In the records that follow, locate every line with "JSON" and extract it.

═════ Dataset extract

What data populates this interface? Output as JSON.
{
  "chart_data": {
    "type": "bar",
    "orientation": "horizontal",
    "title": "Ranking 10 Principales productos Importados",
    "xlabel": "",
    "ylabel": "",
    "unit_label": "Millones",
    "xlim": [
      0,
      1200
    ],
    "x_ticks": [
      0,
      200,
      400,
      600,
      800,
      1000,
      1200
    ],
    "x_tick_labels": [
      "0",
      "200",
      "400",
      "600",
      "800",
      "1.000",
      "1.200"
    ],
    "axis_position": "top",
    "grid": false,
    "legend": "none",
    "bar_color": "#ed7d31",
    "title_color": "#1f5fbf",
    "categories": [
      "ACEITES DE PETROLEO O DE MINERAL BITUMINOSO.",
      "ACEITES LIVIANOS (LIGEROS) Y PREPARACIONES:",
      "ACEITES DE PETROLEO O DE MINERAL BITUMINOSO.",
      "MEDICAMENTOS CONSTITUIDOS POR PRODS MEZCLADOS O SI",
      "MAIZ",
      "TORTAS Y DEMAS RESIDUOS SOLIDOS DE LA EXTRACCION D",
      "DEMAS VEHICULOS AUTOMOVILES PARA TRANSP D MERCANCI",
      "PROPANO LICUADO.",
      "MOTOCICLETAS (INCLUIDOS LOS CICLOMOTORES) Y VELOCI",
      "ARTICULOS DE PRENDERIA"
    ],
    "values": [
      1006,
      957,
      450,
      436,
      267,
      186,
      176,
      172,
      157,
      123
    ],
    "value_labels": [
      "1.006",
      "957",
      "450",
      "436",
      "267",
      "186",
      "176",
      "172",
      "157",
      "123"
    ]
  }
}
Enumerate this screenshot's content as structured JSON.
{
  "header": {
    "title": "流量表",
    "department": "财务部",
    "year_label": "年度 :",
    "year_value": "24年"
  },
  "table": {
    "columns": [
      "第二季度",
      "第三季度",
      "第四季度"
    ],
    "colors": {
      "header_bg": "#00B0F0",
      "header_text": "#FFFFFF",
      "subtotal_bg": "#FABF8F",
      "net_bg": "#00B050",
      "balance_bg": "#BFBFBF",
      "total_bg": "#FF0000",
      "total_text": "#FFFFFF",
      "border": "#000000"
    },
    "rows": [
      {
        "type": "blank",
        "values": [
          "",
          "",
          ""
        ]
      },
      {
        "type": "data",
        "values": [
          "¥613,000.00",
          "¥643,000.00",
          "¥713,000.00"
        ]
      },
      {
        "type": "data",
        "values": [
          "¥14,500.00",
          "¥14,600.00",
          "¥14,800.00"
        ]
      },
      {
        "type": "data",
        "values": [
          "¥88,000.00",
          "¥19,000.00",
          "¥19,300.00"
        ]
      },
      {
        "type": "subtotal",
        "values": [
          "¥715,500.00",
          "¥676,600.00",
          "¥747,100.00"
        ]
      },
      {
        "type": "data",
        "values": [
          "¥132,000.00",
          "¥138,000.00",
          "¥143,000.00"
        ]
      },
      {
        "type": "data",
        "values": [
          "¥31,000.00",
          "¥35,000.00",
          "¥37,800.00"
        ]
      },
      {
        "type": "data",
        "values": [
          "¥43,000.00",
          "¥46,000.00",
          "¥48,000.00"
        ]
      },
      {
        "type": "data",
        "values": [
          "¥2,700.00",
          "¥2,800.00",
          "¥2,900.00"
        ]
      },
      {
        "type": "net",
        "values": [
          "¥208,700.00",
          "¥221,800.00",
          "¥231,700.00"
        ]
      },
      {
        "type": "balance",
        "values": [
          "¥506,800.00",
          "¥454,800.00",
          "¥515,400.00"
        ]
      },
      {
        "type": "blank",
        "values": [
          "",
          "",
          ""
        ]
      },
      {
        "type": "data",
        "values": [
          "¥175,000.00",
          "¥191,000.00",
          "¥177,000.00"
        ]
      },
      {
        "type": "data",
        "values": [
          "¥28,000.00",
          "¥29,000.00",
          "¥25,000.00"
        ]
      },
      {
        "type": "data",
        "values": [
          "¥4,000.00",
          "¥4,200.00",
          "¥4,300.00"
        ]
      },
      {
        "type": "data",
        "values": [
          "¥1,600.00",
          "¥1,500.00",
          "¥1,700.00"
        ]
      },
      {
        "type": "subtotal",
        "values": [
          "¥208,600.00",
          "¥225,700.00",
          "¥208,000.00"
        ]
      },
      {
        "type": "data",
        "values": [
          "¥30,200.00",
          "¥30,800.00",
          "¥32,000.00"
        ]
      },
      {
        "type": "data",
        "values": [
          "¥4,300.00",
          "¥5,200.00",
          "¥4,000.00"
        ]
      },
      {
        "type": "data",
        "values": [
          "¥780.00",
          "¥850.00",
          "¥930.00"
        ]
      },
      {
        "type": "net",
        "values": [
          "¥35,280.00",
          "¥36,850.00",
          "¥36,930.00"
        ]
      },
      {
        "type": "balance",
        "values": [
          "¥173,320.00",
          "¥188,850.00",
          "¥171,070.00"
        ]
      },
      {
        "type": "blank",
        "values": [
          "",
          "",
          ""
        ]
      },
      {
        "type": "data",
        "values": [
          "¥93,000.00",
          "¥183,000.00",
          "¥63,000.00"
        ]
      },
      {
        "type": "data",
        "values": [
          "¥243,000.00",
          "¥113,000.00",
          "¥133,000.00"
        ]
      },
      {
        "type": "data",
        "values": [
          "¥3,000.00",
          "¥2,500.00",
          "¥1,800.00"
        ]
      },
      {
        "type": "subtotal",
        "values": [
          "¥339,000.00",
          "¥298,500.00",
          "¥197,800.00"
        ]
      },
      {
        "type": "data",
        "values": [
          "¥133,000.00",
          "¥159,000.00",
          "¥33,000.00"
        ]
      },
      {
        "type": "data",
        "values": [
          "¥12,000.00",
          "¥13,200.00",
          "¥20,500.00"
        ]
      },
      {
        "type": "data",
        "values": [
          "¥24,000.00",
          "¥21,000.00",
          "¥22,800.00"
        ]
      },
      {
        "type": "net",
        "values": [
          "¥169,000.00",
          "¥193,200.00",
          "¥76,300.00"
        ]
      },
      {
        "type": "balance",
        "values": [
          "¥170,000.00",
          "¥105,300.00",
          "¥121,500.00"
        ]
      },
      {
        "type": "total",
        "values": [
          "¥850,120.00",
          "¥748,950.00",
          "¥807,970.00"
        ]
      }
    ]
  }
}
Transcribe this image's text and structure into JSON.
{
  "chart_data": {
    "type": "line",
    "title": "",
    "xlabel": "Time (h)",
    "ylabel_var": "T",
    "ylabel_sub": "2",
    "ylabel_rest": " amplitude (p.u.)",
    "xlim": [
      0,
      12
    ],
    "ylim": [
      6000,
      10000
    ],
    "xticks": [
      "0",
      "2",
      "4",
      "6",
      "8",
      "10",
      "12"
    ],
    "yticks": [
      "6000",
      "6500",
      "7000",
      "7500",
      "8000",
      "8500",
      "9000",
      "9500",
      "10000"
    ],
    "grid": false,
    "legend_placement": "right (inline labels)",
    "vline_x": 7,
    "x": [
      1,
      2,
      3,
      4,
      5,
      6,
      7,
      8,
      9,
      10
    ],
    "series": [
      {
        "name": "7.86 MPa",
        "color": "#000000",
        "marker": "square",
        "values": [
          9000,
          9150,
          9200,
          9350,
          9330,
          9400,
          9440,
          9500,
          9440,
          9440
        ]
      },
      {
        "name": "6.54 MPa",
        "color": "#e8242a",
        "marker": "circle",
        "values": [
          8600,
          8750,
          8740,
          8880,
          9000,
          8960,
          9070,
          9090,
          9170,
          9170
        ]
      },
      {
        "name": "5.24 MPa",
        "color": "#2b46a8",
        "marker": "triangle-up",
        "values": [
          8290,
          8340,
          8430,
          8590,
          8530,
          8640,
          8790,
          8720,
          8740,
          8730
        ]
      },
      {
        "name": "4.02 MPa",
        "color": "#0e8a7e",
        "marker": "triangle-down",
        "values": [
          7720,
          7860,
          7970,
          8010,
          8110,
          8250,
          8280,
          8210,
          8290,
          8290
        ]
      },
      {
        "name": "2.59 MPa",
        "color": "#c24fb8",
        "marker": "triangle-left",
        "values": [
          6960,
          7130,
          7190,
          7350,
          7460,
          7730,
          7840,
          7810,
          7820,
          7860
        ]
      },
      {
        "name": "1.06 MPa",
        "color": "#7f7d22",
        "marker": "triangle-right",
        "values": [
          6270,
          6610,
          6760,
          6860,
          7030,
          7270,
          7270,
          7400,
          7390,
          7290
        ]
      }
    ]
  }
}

══════════

Final answer>
What data populates this interface? Output as JSON.
Enumerate this screenshot's content as structured JSON.
Transcribe this image's text and structure into JSON.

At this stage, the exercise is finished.